▶ GIVEN EXERCISE: Copy every line from the records below that holds the word "Stability".

>> START

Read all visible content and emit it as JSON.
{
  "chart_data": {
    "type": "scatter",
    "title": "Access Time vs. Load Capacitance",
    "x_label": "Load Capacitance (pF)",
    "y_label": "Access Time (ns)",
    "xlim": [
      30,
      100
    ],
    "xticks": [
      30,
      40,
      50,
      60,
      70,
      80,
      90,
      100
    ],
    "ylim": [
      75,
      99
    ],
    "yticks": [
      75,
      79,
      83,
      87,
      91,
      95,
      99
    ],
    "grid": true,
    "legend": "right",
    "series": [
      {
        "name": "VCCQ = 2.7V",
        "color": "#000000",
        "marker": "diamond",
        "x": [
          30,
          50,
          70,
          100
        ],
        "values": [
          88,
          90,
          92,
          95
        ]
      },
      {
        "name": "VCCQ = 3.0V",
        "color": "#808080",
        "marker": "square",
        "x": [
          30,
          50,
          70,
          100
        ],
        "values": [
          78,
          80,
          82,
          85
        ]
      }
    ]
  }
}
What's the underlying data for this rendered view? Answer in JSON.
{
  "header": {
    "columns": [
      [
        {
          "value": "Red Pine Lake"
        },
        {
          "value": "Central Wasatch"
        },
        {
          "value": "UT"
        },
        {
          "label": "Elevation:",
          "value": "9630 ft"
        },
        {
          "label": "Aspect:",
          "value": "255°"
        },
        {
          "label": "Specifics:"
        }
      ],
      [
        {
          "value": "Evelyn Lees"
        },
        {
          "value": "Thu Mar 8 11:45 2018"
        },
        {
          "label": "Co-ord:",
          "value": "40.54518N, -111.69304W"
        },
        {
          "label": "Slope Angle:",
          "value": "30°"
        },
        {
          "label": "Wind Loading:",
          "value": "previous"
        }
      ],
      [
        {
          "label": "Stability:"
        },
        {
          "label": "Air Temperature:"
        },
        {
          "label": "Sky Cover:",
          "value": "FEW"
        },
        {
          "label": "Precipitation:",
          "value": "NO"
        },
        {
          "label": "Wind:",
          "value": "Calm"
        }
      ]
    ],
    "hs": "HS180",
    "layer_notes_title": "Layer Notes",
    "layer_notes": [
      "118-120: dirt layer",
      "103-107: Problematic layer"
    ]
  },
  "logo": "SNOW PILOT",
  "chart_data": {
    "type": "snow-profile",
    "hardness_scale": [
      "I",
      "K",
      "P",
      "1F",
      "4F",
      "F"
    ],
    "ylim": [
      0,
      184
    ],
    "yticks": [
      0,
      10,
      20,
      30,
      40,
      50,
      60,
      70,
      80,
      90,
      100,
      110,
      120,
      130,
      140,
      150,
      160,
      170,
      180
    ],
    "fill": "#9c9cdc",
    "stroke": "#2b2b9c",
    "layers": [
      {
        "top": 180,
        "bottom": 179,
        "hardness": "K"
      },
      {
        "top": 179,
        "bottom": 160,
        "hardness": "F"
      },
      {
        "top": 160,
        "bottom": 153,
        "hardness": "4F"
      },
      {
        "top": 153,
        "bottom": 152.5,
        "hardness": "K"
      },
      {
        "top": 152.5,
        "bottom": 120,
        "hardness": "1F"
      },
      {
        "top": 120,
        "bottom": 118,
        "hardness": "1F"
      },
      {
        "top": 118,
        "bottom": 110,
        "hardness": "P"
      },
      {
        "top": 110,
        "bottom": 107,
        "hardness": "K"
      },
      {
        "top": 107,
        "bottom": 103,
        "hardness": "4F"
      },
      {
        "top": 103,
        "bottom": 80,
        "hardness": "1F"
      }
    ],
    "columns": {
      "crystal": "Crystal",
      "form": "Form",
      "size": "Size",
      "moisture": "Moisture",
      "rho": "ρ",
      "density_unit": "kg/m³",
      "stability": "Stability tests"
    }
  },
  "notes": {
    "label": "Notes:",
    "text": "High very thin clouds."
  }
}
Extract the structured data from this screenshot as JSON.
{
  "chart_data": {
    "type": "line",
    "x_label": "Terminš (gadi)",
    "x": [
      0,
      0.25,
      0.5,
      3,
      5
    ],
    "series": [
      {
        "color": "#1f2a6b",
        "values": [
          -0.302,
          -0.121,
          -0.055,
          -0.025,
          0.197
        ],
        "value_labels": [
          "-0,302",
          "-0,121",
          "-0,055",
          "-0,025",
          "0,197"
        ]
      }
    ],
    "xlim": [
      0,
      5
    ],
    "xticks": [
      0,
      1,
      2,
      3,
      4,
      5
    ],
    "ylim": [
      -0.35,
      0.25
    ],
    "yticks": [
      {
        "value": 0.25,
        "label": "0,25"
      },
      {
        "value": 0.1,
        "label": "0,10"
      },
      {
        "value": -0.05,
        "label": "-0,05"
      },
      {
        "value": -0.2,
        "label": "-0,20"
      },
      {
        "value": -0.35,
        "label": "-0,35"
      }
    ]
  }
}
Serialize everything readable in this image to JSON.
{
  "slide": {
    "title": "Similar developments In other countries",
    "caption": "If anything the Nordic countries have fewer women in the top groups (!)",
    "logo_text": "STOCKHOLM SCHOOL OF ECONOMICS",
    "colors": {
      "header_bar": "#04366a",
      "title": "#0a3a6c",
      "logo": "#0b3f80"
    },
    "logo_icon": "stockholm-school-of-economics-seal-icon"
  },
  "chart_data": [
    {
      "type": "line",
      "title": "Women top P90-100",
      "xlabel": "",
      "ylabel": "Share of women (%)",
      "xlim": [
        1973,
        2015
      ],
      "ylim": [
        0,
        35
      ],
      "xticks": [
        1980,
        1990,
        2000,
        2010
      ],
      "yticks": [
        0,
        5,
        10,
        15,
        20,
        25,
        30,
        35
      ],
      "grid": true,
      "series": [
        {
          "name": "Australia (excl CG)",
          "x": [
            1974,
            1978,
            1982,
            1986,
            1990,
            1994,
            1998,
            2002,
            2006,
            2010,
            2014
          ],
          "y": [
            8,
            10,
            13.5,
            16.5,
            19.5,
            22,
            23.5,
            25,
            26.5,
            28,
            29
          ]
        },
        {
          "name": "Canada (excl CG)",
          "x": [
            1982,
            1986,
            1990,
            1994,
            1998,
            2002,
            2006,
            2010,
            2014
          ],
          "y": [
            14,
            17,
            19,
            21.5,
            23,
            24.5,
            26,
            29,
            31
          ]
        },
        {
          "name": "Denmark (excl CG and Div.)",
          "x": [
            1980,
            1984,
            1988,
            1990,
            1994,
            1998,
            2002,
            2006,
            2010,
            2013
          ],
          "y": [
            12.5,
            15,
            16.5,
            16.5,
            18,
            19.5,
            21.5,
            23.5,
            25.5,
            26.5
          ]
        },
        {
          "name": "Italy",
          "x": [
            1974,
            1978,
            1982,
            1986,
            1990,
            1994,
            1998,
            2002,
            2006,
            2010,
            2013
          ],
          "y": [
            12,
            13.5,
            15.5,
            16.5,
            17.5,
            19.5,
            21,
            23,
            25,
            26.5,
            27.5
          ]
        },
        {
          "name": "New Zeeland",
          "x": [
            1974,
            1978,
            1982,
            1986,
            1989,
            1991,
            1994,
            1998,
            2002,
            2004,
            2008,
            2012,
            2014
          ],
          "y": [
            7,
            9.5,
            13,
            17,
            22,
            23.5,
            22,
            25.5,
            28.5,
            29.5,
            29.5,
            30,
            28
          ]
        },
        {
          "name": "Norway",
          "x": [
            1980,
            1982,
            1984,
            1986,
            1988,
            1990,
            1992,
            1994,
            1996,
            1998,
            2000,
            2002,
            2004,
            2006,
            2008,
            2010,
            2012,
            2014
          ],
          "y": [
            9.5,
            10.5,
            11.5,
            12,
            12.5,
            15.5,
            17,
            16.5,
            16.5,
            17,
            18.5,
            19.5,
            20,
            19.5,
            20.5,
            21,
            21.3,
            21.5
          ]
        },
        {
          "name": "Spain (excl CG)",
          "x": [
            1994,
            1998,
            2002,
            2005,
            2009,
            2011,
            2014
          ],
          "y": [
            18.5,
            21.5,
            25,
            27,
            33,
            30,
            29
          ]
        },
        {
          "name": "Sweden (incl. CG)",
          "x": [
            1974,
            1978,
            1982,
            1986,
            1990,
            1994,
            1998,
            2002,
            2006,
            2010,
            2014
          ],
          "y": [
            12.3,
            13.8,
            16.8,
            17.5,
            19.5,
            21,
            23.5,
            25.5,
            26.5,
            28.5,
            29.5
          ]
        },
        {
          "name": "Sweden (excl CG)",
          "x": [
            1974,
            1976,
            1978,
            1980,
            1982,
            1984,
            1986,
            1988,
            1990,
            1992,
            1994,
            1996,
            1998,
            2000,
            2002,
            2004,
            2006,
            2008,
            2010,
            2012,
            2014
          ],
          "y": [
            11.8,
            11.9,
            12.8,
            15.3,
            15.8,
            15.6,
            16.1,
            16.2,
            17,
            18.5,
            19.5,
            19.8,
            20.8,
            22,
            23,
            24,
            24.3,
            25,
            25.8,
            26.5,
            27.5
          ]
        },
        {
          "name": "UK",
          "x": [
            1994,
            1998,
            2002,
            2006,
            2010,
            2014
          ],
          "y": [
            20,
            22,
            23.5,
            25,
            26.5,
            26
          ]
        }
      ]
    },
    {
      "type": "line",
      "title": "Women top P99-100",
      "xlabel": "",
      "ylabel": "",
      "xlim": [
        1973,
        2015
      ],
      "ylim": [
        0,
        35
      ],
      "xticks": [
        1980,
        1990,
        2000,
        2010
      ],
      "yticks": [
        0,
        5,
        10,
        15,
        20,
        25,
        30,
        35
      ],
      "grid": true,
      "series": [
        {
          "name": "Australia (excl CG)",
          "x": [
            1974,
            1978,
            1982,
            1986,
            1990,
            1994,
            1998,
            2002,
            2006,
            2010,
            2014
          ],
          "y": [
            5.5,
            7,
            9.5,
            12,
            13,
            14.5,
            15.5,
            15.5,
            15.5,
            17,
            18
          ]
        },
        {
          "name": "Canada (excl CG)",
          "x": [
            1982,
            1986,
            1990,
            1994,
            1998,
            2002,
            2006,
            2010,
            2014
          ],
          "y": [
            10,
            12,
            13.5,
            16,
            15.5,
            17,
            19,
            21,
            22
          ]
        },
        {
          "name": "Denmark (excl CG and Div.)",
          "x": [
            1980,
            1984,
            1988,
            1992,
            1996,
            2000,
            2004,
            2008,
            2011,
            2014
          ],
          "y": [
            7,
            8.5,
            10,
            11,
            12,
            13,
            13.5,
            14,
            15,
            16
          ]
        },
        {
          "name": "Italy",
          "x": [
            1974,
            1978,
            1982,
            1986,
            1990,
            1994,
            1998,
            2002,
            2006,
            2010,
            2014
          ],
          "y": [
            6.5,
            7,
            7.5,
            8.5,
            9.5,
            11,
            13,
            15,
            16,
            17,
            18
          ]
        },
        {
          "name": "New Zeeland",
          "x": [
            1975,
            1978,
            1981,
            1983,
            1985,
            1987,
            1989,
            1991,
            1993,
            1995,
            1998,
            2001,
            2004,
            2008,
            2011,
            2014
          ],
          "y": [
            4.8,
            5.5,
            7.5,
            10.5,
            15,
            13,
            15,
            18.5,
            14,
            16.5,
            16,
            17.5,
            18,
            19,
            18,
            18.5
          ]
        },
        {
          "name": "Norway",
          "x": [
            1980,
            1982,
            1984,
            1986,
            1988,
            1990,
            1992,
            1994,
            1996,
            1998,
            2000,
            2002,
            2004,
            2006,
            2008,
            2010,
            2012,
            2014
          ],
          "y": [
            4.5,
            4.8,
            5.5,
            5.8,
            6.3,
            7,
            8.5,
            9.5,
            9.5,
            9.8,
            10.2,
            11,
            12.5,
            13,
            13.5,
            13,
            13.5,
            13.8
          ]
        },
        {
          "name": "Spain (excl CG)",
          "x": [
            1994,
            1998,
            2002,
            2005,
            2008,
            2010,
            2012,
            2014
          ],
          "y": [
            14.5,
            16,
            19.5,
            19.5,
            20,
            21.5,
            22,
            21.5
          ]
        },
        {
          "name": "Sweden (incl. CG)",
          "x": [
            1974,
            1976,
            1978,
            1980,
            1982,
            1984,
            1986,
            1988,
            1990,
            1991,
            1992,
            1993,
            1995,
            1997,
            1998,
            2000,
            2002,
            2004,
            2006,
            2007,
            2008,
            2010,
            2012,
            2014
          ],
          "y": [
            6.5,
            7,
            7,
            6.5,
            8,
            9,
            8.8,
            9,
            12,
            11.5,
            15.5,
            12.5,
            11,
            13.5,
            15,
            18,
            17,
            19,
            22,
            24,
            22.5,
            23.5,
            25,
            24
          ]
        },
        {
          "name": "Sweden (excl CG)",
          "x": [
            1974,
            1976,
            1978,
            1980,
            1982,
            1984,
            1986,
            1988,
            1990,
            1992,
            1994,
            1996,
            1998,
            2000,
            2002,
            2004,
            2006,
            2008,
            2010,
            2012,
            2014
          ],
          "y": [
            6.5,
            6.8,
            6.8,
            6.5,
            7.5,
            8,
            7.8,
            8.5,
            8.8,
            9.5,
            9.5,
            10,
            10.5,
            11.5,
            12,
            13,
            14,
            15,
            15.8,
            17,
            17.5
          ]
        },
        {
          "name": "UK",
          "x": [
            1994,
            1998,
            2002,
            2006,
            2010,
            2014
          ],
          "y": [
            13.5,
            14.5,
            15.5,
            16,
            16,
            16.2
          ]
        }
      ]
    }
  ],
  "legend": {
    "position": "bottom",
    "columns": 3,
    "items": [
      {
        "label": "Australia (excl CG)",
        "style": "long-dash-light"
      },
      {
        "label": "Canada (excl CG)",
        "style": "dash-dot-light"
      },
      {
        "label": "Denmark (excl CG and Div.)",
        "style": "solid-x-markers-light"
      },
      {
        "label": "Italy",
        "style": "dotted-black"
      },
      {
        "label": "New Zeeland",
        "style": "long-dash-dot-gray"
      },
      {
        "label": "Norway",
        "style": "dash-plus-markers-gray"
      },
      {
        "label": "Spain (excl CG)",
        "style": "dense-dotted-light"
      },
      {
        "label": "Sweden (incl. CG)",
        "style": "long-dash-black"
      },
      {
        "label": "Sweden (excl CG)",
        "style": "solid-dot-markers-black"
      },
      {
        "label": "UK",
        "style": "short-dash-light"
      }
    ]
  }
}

>> END

▶ THE REPLY:
          "label": "Stability:"
      "stability": "Stability tests"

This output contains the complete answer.